■ AIM: The records that follow are to be transcribed in full, without their images.

■ MATERIAL:
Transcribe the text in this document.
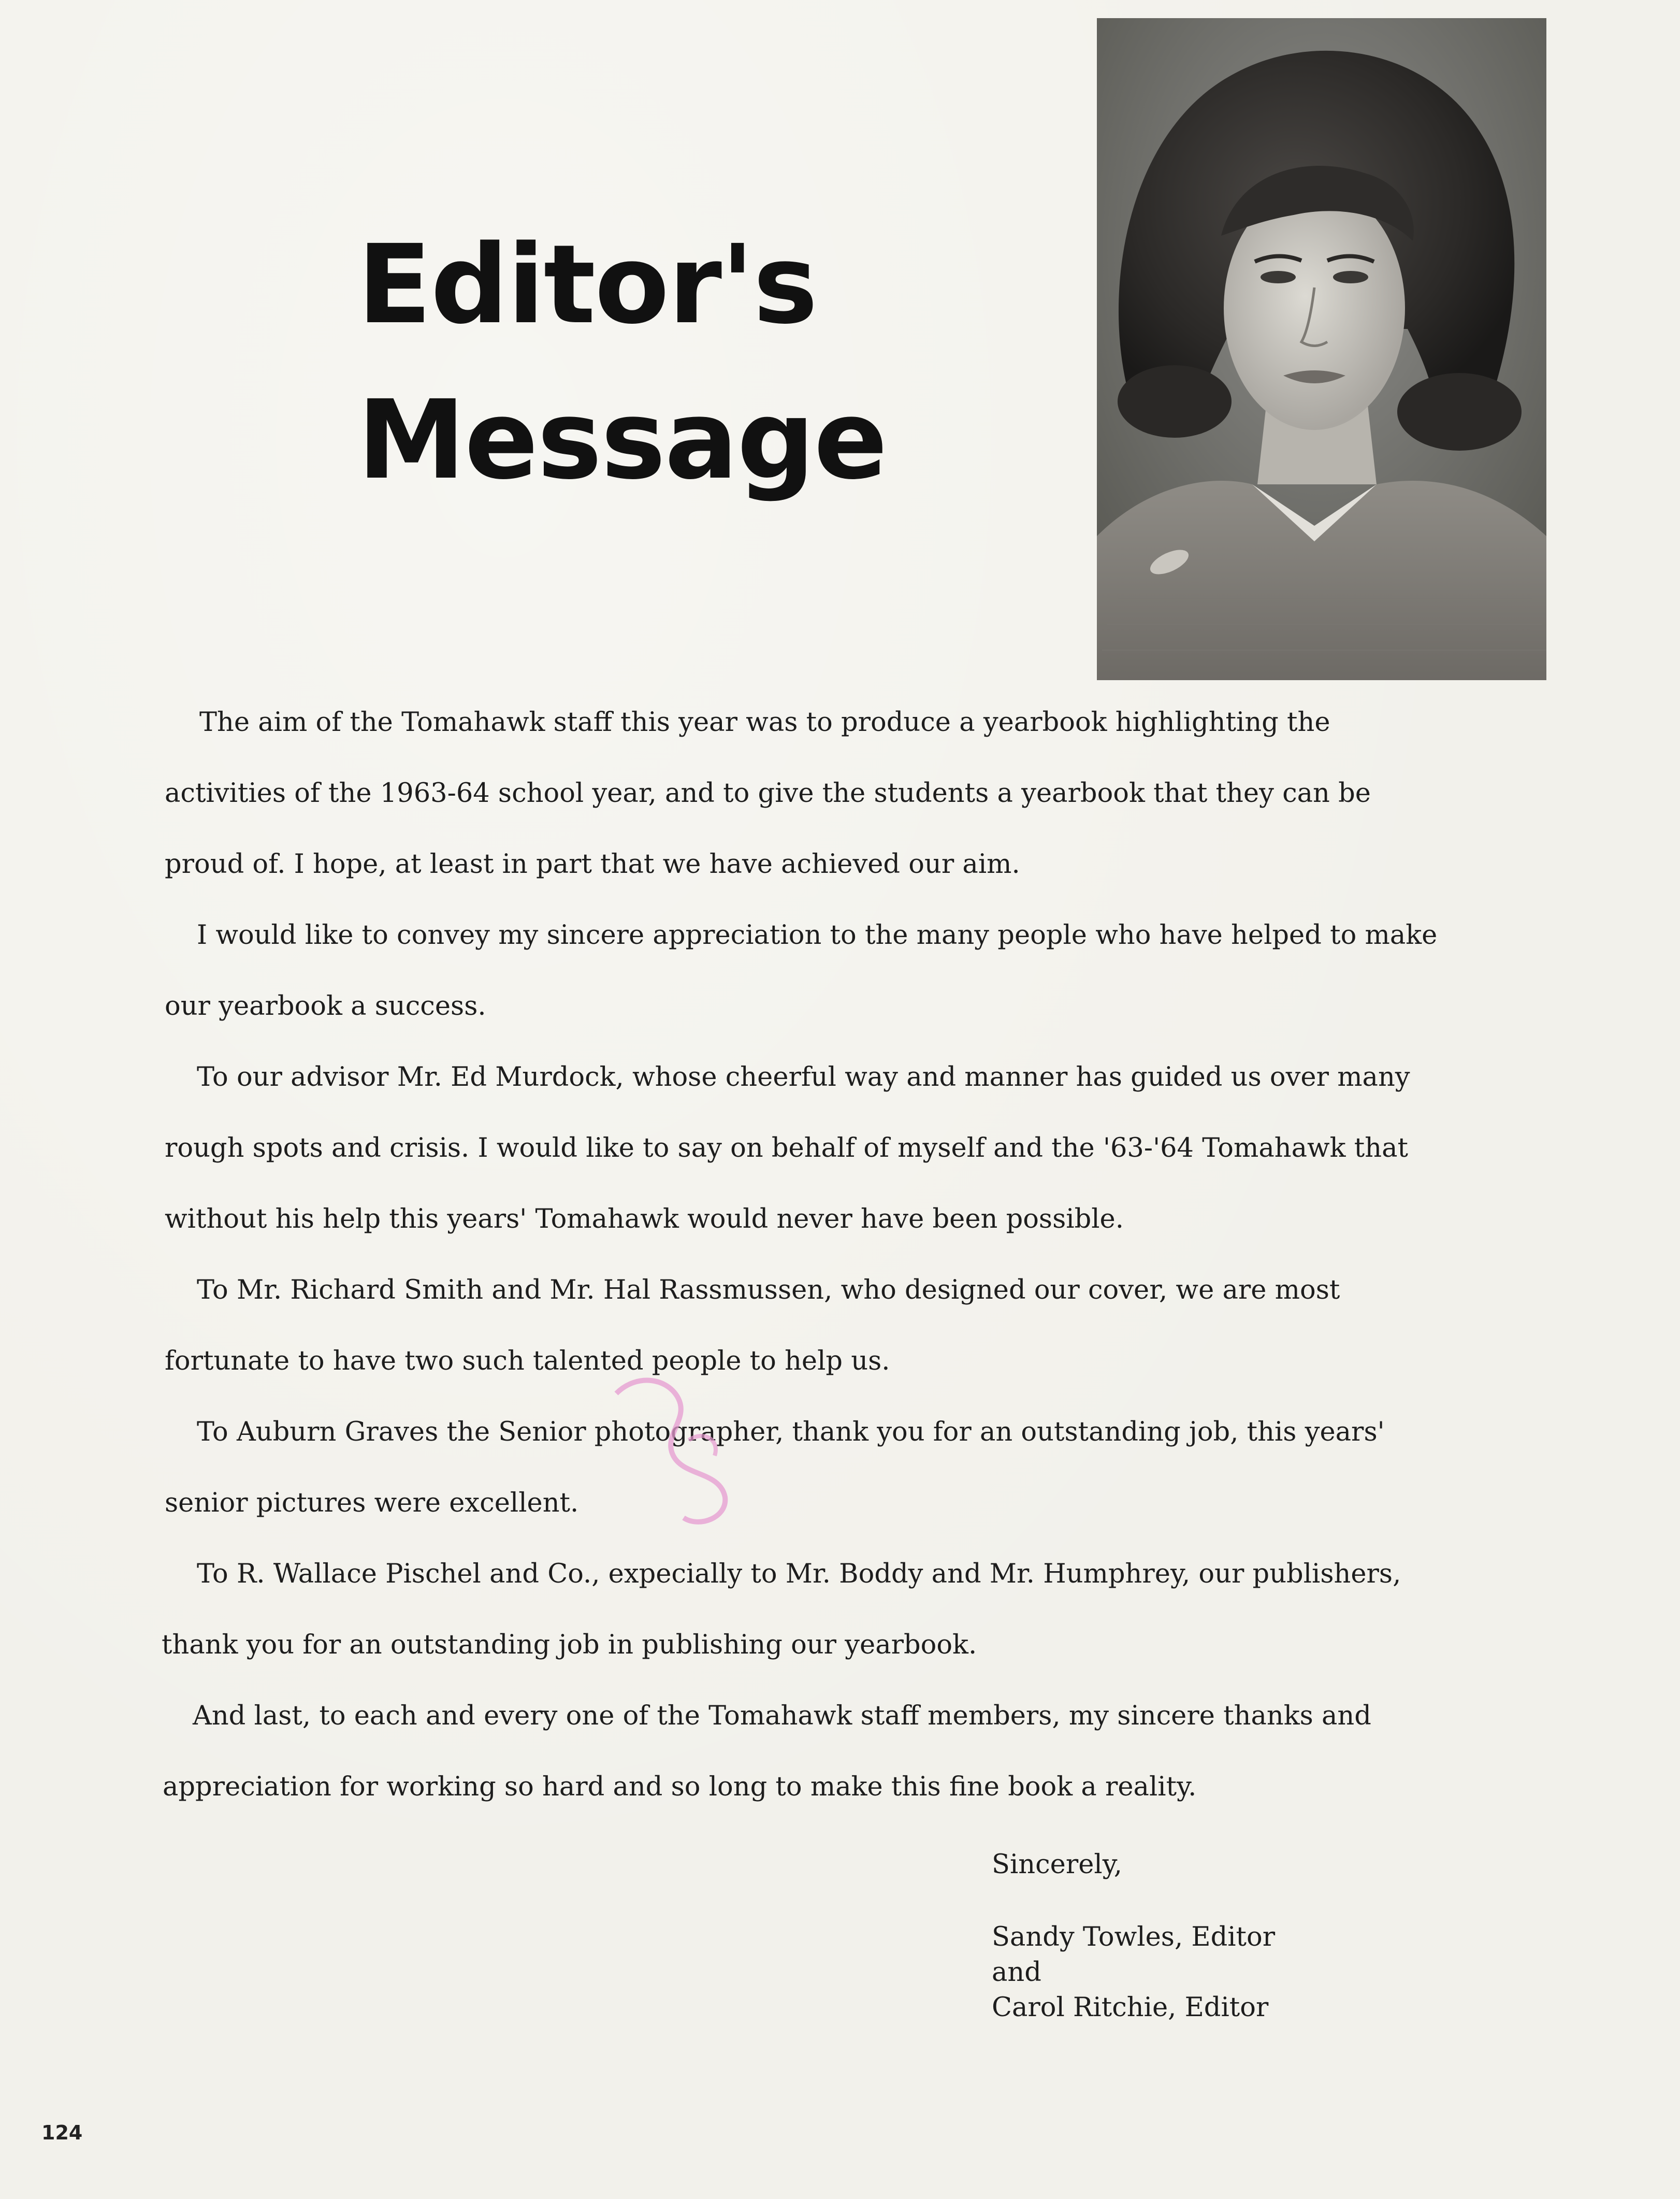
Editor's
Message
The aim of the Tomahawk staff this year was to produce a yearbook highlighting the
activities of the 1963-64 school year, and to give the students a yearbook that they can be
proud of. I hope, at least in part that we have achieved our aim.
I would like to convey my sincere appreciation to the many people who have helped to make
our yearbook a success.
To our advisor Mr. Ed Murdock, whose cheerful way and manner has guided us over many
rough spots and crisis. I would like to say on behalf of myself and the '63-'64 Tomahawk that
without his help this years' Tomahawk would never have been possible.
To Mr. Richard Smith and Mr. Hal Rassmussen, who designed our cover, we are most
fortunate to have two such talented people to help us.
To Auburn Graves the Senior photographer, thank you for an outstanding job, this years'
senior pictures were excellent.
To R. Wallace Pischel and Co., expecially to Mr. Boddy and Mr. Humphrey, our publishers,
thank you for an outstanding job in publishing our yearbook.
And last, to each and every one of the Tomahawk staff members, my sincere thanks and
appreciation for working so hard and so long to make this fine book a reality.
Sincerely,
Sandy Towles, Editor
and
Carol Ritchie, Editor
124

■ TASK RESPONSE:
Transcribe the text in this document.
Editor's
Message
The aim of the Tomahawk staff this year was to produce a yearbook highlighting the
activities of the 1963-64 school year, and to give the students a yearbook that they can be
proud of. I hope, at least in part that we have achieved our aim.
I would like to convey my sincere appreciation to the many people who have helped to make
our yearbook a success.
To our advisor Mr. Ed Murdock, whose cheerful way and manner has guided us over many
rough spots and crisis. I would like to say on behalf of myself and the '63-'64 Tomahawk that
without his help this years' Tomahawk would never have been possible.
To Mr. Richard Smith and Mr. Hal Rassmussen, who designed our cover, we are most
fortunate to have two such talented people to help us.
To Auburn Graves the Senior photographer, thank you for an outstanding job, this years'
senior pictures were excellent.
To R. Wallace Pischel and Co., expecially to Mr. Boddy and Mr. Humphrey, our publishers,
thank you for an outstanding job in publishing our yearbook.
And last, to each and every one of the Tomahawk staff members, my sincere thanks and
appreciation for working so hard and so long to make this fine book a reality.
Sincerely,
Sandy Towles, Editor
and
Carol Ritchie, Editor
124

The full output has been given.